### Exercise goal
Check every line of the entries below for the word "this", and copy the ones that have it.

Records
____________________
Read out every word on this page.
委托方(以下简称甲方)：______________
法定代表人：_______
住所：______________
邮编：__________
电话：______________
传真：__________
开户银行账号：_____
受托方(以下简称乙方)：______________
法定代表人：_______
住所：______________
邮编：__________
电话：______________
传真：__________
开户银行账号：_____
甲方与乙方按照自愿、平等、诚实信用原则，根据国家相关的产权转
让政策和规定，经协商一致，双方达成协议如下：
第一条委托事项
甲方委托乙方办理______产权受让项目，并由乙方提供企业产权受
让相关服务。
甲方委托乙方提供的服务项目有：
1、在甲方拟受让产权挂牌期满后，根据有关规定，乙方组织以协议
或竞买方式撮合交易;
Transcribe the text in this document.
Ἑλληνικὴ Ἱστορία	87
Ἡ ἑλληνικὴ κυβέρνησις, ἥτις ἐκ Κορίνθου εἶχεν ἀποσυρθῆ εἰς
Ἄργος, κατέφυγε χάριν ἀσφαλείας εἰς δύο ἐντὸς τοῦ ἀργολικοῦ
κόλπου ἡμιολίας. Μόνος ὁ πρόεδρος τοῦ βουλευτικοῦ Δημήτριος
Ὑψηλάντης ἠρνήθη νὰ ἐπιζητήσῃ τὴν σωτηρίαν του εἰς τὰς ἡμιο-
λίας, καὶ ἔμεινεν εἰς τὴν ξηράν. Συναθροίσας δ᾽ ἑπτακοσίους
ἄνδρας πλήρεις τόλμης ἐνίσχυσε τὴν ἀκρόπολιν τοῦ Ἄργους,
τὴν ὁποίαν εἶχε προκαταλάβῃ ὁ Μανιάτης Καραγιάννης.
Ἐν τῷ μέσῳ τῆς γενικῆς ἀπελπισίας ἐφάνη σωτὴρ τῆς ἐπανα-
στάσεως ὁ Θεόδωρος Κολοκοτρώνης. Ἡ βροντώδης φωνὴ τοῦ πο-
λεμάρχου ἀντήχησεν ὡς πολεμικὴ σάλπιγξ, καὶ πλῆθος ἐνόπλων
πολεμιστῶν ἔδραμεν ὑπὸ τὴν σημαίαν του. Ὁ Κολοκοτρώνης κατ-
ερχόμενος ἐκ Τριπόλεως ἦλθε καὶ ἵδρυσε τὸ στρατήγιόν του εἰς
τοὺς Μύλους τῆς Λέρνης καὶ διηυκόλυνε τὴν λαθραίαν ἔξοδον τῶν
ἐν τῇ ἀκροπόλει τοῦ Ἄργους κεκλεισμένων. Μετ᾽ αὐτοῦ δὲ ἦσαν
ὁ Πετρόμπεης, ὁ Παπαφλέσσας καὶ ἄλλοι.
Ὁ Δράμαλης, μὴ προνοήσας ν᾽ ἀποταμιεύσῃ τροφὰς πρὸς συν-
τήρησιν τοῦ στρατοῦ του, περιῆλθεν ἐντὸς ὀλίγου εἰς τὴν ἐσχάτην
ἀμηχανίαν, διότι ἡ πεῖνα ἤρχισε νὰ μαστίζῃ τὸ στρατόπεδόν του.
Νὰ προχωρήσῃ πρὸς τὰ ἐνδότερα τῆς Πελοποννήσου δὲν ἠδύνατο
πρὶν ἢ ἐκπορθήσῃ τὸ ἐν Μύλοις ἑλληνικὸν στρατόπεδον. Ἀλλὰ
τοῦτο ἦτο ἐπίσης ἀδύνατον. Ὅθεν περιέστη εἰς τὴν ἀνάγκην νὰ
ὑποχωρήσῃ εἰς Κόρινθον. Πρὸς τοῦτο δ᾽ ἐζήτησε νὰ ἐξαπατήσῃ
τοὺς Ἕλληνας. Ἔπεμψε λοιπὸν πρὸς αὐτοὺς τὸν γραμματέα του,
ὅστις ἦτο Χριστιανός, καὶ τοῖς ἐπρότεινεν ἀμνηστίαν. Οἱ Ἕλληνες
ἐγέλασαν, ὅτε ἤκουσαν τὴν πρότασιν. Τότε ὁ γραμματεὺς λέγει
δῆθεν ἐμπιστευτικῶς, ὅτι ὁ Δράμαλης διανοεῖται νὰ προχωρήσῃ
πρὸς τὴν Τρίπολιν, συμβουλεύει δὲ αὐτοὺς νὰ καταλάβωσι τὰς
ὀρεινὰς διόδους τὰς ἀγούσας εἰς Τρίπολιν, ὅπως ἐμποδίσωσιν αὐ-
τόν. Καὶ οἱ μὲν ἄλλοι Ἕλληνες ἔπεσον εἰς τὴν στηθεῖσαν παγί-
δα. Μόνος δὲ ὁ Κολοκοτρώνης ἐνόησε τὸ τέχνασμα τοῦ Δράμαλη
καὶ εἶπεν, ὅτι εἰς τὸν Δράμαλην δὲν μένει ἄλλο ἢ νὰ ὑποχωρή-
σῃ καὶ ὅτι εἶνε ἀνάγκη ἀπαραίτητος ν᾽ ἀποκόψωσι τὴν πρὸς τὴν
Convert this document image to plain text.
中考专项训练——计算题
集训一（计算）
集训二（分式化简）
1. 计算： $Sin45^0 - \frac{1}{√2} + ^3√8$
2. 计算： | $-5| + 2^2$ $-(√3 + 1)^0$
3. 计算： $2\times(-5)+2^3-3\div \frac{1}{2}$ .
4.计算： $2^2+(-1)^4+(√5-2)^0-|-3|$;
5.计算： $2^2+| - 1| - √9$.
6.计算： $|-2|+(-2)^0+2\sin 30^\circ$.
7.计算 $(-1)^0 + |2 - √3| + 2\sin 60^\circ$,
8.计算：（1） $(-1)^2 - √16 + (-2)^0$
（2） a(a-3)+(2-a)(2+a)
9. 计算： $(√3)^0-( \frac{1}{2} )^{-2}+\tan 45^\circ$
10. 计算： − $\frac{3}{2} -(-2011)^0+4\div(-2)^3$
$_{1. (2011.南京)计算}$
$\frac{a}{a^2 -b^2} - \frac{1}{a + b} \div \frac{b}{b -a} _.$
____________________
### The reply
Read out every word on this page.
Transcribe the text in this document.
Convert this document image to plain text.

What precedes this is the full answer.